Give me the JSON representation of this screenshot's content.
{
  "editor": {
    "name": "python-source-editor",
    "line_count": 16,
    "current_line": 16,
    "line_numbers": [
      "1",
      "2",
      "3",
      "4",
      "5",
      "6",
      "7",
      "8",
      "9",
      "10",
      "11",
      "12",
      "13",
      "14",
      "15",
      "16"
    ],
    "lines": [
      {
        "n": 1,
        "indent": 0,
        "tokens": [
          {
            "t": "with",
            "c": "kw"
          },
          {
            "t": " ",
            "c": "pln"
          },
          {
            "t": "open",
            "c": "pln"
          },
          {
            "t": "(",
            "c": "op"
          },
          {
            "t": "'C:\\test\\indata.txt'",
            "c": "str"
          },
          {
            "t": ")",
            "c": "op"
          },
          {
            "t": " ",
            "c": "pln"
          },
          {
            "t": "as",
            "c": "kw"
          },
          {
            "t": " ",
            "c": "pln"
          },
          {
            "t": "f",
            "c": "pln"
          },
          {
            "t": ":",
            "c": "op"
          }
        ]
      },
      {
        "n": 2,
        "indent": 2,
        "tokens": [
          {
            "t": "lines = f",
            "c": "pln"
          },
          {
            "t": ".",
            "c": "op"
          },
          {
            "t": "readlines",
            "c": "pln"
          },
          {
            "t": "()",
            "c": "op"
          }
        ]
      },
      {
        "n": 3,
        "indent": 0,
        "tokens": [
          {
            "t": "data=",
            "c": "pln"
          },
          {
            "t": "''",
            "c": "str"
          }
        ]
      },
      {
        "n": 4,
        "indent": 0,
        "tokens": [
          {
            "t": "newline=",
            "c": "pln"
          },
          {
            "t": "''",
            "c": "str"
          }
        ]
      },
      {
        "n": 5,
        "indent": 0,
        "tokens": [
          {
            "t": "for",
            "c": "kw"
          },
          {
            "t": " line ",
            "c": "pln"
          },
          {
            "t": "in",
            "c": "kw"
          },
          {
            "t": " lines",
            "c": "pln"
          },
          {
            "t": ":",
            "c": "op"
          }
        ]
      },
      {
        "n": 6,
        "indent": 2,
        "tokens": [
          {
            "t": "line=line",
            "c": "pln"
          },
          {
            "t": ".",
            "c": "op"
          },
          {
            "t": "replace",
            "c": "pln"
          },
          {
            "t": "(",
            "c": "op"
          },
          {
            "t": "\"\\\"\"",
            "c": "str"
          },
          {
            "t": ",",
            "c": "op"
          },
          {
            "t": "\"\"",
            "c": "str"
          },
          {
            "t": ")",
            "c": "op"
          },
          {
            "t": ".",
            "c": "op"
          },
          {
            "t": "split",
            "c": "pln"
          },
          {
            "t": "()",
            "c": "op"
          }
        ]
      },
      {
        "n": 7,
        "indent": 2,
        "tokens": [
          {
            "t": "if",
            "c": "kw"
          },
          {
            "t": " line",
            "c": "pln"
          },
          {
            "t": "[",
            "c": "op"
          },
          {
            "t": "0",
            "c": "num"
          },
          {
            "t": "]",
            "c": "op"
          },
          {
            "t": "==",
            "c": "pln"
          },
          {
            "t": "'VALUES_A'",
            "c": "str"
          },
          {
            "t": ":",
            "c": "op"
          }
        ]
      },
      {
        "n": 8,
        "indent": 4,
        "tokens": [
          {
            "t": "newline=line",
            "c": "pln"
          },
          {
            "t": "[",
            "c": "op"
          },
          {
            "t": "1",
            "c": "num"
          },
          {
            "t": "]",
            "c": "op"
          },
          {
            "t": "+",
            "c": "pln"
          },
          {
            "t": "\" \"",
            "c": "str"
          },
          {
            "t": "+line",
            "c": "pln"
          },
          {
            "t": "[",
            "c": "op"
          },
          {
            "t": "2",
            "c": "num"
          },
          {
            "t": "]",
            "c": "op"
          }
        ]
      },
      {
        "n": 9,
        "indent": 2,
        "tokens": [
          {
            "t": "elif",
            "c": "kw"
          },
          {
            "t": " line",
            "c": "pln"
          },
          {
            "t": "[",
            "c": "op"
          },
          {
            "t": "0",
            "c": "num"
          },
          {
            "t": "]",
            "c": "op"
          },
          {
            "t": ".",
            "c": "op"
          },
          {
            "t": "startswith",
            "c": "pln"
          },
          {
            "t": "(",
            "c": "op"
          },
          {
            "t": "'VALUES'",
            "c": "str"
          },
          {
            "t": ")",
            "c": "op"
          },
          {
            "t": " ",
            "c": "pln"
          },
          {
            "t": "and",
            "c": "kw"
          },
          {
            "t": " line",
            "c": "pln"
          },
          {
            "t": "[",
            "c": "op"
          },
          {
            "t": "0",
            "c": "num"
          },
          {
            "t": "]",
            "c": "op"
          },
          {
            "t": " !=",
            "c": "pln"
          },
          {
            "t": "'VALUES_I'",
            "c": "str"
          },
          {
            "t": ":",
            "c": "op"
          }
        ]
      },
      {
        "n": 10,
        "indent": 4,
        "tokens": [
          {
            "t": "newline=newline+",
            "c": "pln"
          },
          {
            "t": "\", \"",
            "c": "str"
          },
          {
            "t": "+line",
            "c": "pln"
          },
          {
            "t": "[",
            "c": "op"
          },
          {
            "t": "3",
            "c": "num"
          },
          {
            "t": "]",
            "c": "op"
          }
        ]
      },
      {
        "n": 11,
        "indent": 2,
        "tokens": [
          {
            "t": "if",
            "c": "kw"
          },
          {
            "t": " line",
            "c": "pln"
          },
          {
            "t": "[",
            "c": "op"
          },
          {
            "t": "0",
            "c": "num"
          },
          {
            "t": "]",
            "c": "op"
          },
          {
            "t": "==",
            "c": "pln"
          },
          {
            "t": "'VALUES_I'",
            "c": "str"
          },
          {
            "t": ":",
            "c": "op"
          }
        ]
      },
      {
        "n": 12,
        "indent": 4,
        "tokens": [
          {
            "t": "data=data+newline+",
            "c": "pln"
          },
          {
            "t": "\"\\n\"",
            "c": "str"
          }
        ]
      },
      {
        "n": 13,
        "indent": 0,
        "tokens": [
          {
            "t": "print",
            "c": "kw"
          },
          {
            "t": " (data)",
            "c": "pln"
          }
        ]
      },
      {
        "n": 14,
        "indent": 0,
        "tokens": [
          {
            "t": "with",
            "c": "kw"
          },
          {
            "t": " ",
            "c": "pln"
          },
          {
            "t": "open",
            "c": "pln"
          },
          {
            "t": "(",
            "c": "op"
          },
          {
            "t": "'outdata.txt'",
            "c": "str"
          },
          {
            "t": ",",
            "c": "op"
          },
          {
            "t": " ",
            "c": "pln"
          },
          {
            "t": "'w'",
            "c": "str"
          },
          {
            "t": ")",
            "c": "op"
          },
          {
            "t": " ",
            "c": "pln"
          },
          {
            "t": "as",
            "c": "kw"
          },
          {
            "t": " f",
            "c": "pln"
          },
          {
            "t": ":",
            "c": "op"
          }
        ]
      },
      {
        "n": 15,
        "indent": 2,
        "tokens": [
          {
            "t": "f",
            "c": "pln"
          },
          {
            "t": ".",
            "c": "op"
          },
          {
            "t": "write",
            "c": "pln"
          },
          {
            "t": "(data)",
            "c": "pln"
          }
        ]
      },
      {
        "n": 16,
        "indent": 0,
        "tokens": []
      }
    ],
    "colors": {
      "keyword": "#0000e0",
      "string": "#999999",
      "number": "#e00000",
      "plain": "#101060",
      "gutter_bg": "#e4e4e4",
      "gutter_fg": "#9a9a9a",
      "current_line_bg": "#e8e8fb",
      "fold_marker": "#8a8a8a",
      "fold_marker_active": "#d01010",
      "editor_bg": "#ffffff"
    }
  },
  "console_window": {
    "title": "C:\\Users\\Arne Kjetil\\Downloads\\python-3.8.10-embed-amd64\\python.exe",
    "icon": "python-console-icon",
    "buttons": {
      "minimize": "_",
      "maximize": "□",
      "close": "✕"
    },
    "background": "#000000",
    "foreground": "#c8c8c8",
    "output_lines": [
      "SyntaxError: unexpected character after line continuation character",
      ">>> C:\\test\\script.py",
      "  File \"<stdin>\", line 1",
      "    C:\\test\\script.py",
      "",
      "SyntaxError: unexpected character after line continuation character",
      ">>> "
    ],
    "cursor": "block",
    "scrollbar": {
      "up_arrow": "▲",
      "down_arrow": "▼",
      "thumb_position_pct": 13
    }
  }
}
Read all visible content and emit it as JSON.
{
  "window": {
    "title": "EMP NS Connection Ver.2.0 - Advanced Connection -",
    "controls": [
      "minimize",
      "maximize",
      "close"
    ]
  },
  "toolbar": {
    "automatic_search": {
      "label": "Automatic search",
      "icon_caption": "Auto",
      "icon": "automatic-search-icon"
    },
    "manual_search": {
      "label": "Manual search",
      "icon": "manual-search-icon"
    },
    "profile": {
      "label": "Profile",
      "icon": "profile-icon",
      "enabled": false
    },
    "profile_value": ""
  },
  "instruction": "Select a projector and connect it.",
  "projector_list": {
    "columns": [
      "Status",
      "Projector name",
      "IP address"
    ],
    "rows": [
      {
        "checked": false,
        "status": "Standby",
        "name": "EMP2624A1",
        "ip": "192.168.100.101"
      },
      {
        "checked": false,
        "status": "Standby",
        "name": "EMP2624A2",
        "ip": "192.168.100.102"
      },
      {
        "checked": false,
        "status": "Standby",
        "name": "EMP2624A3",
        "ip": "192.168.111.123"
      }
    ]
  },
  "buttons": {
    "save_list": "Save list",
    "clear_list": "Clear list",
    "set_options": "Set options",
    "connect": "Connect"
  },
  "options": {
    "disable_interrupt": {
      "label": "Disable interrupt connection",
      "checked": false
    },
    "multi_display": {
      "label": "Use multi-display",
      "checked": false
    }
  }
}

What is expected:
Count the lines of the material that include the word "newline", then report only the total.

Output below:
4